• What is being asked
Reproduce all of the records exactly.

"""

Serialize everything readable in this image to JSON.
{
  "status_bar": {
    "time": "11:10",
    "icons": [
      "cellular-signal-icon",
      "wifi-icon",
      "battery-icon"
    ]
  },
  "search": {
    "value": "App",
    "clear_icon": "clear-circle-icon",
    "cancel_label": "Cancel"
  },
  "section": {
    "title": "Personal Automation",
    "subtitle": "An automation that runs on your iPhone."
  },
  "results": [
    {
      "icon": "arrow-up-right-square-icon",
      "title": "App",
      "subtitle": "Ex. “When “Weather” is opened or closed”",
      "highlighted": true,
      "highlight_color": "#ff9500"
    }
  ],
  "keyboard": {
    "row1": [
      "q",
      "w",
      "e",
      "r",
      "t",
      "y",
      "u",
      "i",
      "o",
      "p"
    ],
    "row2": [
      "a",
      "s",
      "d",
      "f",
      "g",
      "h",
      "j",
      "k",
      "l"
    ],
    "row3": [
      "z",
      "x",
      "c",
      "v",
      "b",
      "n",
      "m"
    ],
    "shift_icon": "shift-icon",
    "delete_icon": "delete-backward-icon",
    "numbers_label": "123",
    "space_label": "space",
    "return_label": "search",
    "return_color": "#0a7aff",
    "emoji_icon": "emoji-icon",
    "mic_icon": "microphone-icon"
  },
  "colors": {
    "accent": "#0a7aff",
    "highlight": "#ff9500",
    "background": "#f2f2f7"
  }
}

"""

• Written reply
Serialize everything readable in this image to JSON.
{
  "status_bar": {
    "time": "11:10",
    "icons": [
      "cellular-signal-icon",
      "wifi-icon",
      "battery-icon"
    ]
  },
  "search": {
    "value": "App",
    "clear_icon": "clear-circle-icon",
    "cancel_label": "Cancel"
  },
  "section": {
    "title": "Personal Automation",
    "subtitle": "An automation that runs on your iPhone."
  },
  "results": [
    {
      "icon": "arrow-up-right-square-icon",
      "title": "App",
      "subtitle": "Ex. “When “Weather” is opened or closed”",
      "highlighted": true,
      "highlight_color": "#ff9500"
    }
  ],
  "keyboard": {
    "row1": [
      "q",
      "w",
      "e",
      "r",
      "t",
      "y",
      "u",
      "i",
      "o",
      "p"
    ],
    "row2": [
      "a",
      "s",
      "d",
      "f",
      "g",
      "h",
      "j",
      "k",
      "l"
    ],
    "row3": [
      "z",
      "x",
      "c",
      "v",
      "b",
      "n",
      "m"
    ],
    "shift_icon": "shift-icon",
    "delete_icon": "delete-backward-icon",
    "numbers_label": "123",
    "space_label": "space",
    "return_label": "search",
    "return_color": "#0a7aff",
    "emoji_icon": "emoji-icon",
    "mic_icon": "microphone-icon"
  },
  "colors": {
    "accent": "#0a7aff",
    "highlight": "#ff9500",
    "background": "#f2f2f7"
  }
}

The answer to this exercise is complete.